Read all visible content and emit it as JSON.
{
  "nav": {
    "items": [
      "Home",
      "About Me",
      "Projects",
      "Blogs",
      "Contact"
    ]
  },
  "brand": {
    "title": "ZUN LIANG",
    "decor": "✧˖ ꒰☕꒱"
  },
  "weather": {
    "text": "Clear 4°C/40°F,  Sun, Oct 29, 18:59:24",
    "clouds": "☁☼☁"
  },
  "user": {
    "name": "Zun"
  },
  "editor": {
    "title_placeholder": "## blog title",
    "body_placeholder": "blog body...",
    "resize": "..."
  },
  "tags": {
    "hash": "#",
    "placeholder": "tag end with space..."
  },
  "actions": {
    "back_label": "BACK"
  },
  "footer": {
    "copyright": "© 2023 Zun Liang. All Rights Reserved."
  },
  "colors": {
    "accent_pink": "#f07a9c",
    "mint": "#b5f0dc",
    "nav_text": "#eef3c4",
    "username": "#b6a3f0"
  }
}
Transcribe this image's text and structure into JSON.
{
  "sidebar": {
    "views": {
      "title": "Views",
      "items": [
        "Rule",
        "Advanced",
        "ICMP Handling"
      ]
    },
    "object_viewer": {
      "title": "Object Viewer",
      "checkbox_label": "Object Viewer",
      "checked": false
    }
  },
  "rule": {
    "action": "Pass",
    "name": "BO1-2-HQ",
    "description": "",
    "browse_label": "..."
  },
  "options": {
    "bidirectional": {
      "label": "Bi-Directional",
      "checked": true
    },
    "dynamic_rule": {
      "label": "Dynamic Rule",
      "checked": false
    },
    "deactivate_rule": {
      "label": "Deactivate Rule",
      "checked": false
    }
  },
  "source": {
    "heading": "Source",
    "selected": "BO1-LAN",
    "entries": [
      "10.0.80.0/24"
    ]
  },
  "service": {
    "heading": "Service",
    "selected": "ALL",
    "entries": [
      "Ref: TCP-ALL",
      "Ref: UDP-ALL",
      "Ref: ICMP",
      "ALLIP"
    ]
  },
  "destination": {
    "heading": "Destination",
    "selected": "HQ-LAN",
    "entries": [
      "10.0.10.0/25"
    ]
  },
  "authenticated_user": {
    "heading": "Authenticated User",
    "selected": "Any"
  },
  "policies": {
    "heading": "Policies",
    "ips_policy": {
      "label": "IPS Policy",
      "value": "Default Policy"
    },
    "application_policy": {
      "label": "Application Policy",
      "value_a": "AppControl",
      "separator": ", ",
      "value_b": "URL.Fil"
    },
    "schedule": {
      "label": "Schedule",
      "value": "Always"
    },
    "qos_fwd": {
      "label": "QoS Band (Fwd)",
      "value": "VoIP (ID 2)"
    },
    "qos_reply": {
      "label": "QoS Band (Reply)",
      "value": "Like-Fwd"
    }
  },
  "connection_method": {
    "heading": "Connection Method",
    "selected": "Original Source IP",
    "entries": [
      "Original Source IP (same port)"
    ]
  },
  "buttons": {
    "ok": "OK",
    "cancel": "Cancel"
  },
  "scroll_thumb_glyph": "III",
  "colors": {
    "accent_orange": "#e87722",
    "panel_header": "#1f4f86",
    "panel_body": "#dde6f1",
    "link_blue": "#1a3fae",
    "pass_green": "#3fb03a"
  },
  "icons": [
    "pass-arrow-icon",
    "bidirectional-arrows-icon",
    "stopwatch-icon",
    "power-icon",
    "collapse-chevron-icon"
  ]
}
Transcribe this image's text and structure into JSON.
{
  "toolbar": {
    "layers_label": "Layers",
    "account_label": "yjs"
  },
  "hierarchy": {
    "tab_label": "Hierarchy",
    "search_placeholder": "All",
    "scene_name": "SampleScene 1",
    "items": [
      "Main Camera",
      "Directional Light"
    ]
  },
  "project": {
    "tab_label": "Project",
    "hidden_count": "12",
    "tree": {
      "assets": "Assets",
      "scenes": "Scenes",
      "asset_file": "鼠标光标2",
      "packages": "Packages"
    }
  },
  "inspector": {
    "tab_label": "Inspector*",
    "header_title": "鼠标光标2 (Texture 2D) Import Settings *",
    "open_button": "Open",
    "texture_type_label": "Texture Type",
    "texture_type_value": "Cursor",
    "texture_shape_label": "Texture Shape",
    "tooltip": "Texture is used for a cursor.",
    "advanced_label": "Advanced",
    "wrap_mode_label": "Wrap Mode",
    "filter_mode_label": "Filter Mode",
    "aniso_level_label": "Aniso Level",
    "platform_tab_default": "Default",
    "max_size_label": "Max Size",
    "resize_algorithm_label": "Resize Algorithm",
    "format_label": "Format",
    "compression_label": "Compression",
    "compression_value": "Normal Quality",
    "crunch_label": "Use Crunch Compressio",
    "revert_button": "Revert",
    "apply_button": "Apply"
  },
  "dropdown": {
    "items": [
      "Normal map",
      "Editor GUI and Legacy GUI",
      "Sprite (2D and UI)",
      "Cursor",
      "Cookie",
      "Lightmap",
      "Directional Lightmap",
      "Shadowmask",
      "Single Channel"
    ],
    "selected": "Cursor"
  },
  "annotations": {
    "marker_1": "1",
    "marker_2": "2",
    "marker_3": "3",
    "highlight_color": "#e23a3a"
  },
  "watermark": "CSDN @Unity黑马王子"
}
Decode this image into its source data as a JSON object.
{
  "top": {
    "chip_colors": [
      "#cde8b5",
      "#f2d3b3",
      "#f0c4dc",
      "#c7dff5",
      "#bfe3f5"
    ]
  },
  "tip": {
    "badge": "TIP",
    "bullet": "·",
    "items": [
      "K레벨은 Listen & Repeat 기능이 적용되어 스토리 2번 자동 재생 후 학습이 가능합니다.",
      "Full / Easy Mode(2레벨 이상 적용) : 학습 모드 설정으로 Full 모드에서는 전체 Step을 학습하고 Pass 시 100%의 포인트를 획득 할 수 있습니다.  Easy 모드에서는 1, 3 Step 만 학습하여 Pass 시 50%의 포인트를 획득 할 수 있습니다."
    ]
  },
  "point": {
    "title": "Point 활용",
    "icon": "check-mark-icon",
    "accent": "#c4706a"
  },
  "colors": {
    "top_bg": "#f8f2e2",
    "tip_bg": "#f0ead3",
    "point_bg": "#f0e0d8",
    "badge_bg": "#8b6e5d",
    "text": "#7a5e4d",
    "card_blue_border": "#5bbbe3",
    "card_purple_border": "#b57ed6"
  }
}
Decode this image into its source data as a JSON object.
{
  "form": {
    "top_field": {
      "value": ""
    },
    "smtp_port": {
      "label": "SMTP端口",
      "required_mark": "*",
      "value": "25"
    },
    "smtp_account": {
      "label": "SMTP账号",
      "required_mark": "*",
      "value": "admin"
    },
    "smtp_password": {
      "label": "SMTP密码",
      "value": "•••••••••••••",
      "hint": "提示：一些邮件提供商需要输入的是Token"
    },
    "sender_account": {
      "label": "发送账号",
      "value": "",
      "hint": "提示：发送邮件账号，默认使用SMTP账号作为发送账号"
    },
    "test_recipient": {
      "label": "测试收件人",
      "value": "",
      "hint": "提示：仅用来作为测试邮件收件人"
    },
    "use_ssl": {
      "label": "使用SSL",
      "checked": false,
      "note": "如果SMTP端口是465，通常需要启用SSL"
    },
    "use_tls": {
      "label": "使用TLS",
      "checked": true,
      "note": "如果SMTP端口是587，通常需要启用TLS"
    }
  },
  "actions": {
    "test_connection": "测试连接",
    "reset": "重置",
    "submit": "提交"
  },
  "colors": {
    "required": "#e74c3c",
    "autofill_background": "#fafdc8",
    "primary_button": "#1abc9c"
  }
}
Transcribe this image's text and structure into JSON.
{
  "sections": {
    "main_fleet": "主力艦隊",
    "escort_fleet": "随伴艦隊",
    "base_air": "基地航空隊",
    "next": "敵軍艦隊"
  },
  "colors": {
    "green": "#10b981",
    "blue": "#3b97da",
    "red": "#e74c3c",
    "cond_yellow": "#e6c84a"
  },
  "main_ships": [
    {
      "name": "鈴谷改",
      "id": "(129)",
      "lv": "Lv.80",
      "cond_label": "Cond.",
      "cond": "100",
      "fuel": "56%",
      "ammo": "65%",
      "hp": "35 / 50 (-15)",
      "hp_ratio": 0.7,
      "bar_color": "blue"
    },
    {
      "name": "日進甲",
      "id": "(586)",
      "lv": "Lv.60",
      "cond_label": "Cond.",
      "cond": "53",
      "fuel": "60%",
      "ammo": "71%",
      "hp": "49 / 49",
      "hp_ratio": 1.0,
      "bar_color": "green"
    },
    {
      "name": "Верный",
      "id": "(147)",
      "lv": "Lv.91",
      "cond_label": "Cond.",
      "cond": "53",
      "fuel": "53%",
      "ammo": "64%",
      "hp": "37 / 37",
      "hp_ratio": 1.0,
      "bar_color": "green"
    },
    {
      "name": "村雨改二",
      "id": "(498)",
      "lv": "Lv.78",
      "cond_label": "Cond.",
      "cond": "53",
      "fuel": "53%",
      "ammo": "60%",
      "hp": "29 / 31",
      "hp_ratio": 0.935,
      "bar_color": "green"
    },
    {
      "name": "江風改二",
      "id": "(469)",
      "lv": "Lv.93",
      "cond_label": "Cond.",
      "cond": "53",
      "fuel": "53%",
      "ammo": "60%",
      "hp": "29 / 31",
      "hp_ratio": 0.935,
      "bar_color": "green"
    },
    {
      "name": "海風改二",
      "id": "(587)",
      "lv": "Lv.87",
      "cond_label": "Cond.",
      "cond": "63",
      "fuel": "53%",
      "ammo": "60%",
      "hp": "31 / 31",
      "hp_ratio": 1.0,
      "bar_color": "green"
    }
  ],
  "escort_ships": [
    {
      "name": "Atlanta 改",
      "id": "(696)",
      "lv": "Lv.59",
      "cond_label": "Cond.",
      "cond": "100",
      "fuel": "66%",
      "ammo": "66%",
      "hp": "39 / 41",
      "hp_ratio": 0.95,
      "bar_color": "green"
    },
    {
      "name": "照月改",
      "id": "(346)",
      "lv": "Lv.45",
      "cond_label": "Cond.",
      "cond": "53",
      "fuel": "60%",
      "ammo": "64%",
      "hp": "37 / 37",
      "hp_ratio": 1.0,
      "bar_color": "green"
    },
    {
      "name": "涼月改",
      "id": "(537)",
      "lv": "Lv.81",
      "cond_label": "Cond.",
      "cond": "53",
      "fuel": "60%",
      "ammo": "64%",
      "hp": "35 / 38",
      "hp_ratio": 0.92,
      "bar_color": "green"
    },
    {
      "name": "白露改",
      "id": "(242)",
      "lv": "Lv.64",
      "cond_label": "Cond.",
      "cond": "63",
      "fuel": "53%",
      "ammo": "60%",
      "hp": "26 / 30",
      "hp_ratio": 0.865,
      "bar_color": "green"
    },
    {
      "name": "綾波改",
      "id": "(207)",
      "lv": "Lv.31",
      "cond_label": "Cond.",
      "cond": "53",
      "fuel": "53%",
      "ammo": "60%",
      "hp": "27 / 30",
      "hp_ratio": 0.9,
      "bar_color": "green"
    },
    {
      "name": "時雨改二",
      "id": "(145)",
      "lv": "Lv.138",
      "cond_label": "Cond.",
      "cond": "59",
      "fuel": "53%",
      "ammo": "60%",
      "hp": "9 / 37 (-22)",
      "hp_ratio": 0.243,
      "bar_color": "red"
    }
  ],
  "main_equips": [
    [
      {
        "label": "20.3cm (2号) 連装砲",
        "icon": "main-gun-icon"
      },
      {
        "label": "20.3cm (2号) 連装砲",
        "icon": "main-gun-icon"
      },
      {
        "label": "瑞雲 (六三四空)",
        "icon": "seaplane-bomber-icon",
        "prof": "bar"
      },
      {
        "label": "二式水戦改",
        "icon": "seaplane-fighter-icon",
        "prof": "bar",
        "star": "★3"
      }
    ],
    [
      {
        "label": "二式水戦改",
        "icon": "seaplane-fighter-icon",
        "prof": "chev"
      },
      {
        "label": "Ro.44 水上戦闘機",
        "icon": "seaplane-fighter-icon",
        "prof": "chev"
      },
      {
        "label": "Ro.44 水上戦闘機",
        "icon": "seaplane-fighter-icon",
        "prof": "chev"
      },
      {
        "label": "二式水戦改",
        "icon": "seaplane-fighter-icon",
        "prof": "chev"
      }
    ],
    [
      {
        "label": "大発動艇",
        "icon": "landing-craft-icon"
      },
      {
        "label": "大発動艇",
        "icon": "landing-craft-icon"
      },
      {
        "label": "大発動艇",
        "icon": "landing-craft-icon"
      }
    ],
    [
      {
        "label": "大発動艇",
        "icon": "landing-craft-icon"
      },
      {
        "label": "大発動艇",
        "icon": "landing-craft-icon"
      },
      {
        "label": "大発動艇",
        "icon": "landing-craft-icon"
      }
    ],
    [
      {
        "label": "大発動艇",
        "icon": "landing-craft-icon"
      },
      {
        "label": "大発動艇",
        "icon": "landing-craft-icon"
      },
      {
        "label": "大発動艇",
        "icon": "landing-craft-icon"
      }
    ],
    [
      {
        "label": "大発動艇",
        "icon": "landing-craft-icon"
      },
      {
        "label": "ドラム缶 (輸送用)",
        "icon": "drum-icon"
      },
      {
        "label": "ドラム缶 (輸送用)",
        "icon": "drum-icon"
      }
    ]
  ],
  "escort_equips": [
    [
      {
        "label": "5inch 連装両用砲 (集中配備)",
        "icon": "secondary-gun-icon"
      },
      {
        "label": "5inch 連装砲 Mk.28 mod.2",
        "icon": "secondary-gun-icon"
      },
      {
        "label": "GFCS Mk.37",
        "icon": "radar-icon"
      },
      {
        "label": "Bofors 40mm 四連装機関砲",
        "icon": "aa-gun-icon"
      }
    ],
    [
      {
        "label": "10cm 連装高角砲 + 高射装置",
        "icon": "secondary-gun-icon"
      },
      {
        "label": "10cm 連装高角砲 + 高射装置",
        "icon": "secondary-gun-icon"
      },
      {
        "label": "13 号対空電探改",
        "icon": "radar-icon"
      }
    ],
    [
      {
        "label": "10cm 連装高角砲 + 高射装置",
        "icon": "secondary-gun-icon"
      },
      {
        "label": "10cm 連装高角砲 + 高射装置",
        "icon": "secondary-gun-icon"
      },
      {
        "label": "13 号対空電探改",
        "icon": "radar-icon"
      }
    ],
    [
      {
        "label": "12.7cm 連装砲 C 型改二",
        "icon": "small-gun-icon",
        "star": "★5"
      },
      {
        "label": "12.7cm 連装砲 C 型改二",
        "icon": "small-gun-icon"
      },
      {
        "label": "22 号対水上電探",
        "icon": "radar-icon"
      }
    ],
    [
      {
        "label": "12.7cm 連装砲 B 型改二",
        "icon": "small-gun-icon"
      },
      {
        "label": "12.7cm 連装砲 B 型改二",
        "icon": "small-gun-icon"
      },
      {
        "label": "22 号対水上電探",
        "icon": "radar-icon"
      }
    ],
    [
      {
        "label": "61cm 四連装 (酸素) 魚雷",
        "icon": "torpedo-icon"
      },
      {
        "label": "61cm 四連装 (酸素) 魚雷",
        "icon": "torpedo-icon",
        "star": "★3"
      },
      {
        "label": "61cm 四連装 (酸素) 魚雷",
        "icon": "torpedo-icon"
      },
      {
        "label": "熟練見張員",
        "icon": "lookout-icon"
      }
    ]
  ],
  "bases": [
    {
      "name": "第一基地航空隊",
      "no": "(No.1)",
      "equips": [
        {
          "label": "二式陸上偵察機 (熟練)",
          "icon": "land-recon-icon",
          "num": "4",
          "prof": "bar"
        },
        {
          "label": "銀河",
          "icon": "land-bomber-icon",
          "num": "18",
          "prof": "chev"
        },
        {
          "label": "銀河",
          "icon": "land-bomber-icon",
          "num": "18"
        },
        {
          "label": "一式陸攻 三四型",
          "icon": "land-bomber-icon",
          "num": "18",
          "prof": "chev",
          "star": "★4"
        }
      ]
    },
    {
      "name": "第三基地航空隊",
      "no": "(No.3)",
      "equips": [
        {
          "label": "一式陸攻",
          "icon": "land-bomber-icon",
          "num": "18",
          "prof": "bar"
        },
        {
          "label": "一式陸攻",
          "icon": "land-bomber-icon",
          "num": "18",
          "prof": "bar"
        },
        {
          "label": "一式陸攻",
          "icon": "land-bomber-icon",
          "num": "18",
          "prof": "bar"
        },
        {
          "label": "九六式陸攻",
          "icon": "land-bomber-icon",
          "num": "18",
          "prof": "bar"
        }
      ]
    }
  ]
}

──────

PROBLEM:
Pull out every line holding "Normal" from the records above, and copy it.

EXPECTED ANSWER:
    "compression_value": "Normal Quality",
      "Normal map",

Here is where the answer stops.